SHORT TASK: Take each line containing the word "Moderate" and copy it.
========
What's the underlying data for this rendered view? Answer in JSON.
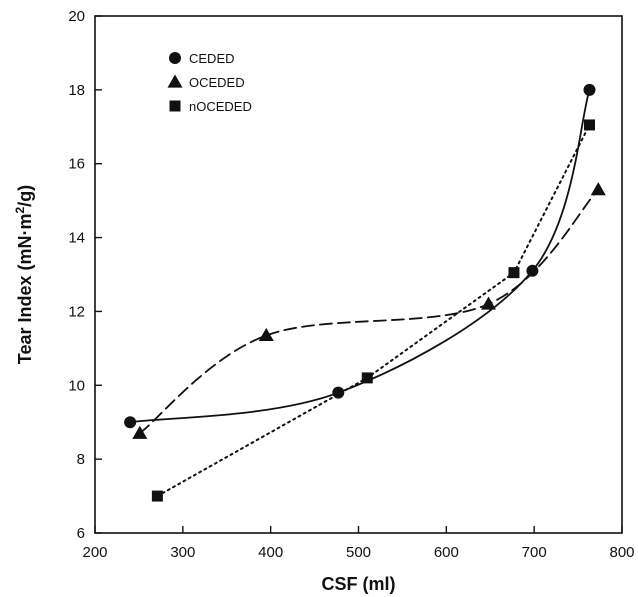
{
  "chart_data": {
    "type": "line",
    "title": "",
    "xlabel": "CSF (ml)",
    "ylabel_main": "Tear Index (mN·m",
    "ylabel_sup": "2",
    "ylabel_tail": "/g)",
    "xlim": [
      200,
      800
    ],
    "ylim": [
      6,
      20
    ],
    "xticks": [
      200,
      300,
      400,
      500,
      600,
      700,
      800
    ],
    "yticks": [
      6,
      8,
      10,
      12,
      14,
      16,
      18,
      20
    ],
    "grid": false,
    "legend_position": "top-left",
    "series": [
      {
        "name": "CEDED",
        "marker": "circle",
        "line": "solid",
        "x": [
          240,
          477,
          698,
          763
        ],
        "y": [
          9.0,
          9.8,
          13.1,
          18.0
        ]
      },
      {
        "name": "OCEDED",
        "marker": "triangle",
        "line": "dashed",
        "x": [
          251,
          395,
          648,
          773
        ],
        "y": [
          8.7,
          11.35,
          12.2,
          15.3
        ]
      },
      {
        "name": "nOCEDED",
        "marker": "square",
        "line": "dotted",
        "x": [
          271,
          510,
          677,
          763
        ],
        "y": [
          7.0,
          10.2,
          13.05,
          17.05
        ]
      }
    ]
  }
}
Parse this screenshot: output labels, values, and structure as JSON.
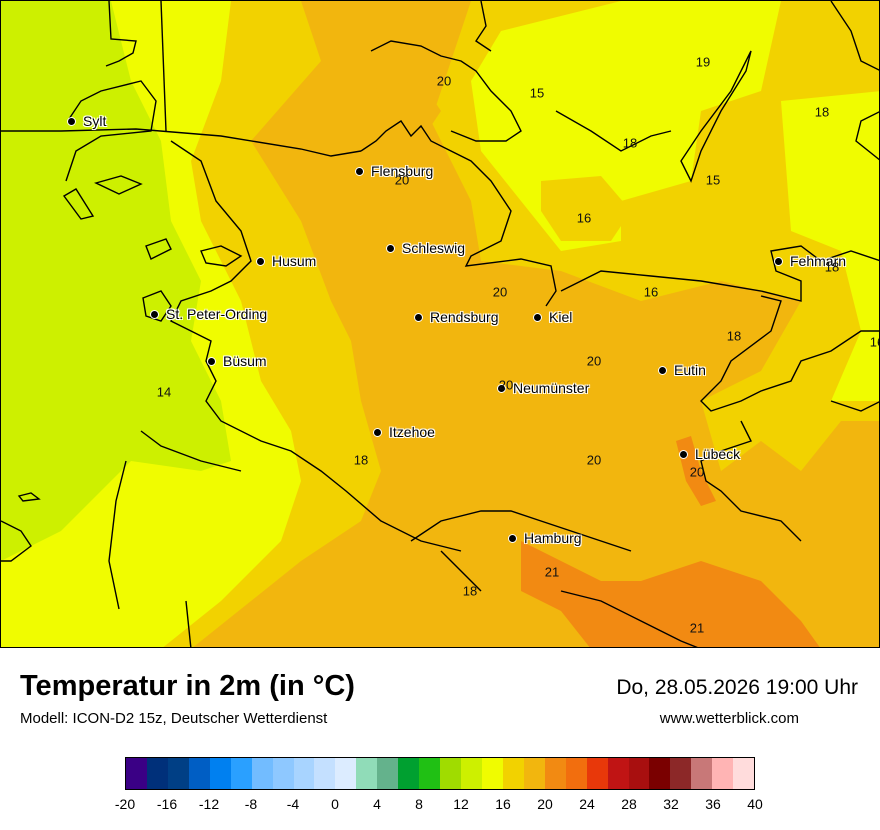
{
  "map": {
    "cities": [
      {
        "name": "Sylt"
      },
      {
        "name": "Flensburg"
      },
      {
        "name": "Schleswig"
      },
      {
        "name": "Husum"
      },
      {
        "name": "St. Peter-Ording"
      },
      {
        "name": "Rendsburg"
      },
      {
        "name": "Kiel"
      },
      {
        "name": "Büsum"
      },
      {
        "name": "Neumünster"
      },
      {
        "name": "Eutin"
      },
      {
        "name": "Itzehoe"
      },
      {
        "name": "Lübeck"
      },
      {
        "name": "Hamburg"
      },
      {
        "name": "Fehmarn"
      }
    ],
    "values": [
      "20",
      "15",
      "19",
      "18",
      "18",
      "15",
      "20",
      "16",
      "20",
      "16",
      "18",
      "18",
      "20",
      "20",
      "14",
      "18",
      "20",
      "20",
      "21",
      "18",
      "21",
      "16"
    ],
    "colors": {
      "green_yellow": "#cdf000",
      "yellow": "#f0fc00",
      "gold": "#f2d200",
      "orange": "#f2b60e",
      "dark_orange": "#f28a12",
      "outline": "#000000"
    }
  },
  "footer": {
    "title": "Temperatur in 2m (in °C)",
    "model": "Modell: ICON-D2 15z, Deutscher Wetterdienst",
    "datetime": "Do, 28.05.2026 19:00 Uhr",
    "website": "www.wetterblick.com"
  },
  "legend": {
    "ticks": [
      "-20",
      "-16",
      "-12",
      "-8",
      "-4",
      "0",
      "4",
      "8",
      "12",
      "16",
      "20",
      "24",
      "28",
      "32",
      "36",
      "40"
    ],
    "colors": [
      "#3a0085",
      "#00307a",
      "#003f85",
      "#005ec4",
      "#0080f0",
      "#2aa0ff",
      "#72bcff",
      "#8ec8ff",
      "#a8d4ff",
      "#c4e0ff",
      "#dcecff",
      "#90dcb8",
      "#64b28c",
      "#00a030",
      "#20c014",
      "#a0dc00",
      "#cdf000",
      "#f0fc00",
      "#f2d200",
      "#f2b60e",
      "#f28a12",
      "#f26e0e",
      "#e8380a",
      "#c01414",
      "#a80f0f",
      "#7a0000",
      "#8c2828",
      "#c87878",
      "#ffb4b4",
      "#ffdcdc"
    ]
  }
}
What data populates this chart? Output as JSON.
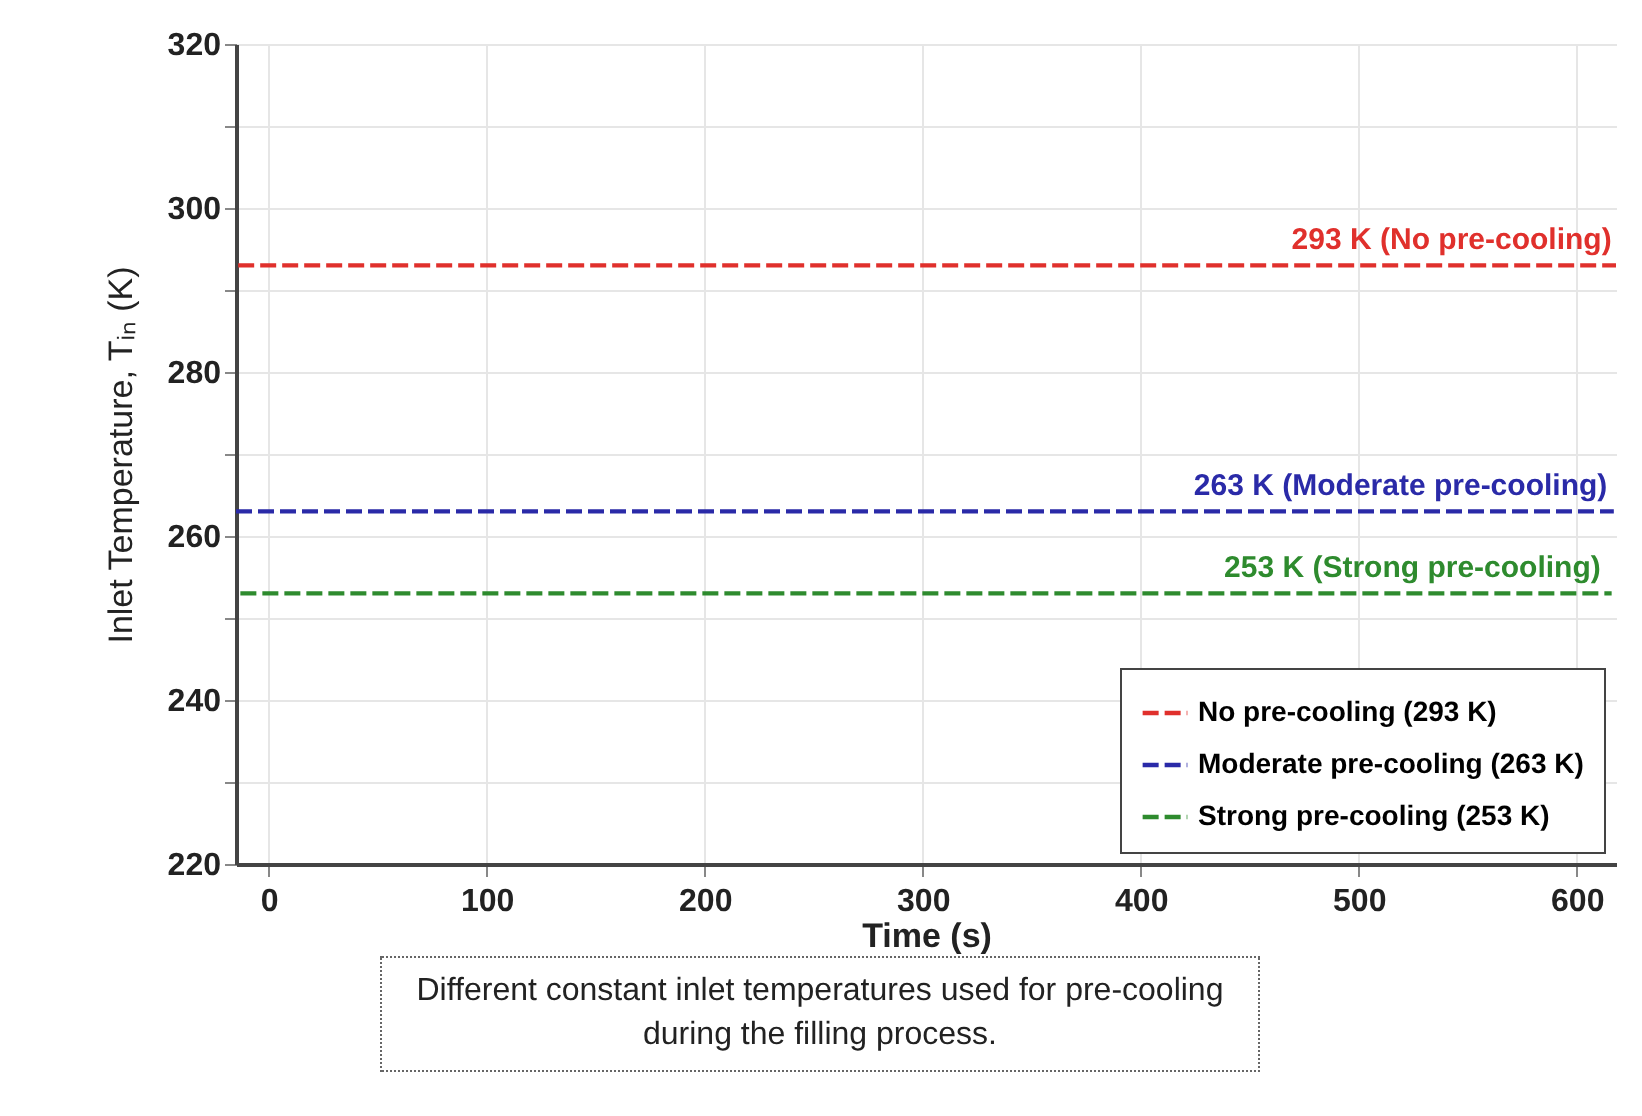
{
  "chart_data": {
    "type": "line",
    "xlabel": "Time  (s)",
    "ylabel": "Inlet Temperature, Tᵢₙ (K)",
    "xlim": [
      -15,
      618
    ],
    "xticks": [
      0,
      100,
      200,
      300,
      400,
      500,
      600
    ],
    "ylim": [
      220,
      320
    ],
    "yticks": [
      220,
      {
        "value": 230,
        "label": null
      },
      240,
      {
        "value": 250,
        "label": null
      },
      260,
      {
        "value": 270,
        "label": null
      },
      280,
      {
        "value": 290,
        "label": null
      },
      300,
      {
        "value": 310,
        "label": null
      },
      320
    ],
    "series": [
      {
        "name": "No pre-cooling (293 K)",
        "color": "#e0302c",
        "x": [
          -14,
          618
        ],
        "values": [
          293,
          293
        ]
      },
      {
        "name": "Moderate pre-cooling (263 K)",
        "color": "#2a2aa8",
        "x": [
          -15,
          617
        ],
        "values": [
          263,
          263
        ]
      },
      {
        "name": "Strong pre-cooling (253 K)",
        "color": "#2e8b2e",
        "x": [
          -13,
          616
        ],
        "values": [
          253,
          253
        ]
      }
    ],
    "annotations": [
      {
        "text": "293 K (No pre-cooling)",
        "x": 616,
        "y": 293
      },
      {
        "text": "263 K (Moderate pre-cooling)",
        "x": 614,
        "y": 263
      },
      {
        "text": "253 K (Strong pre-cooling)",
        "x": 611,
        "y": 253
      },
      "Different constant inlet temperatures used for pre-cooling during the filling process."
    ],
    "grid": true,
    "legend": "bottom right",
    "line_style": "dashed",
    "marker": "none"
  }
}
========
REPLY:
        "name": "Moderate pre-cooling (263 K)",
        "text": "263 K (Moderate pre-cooling)",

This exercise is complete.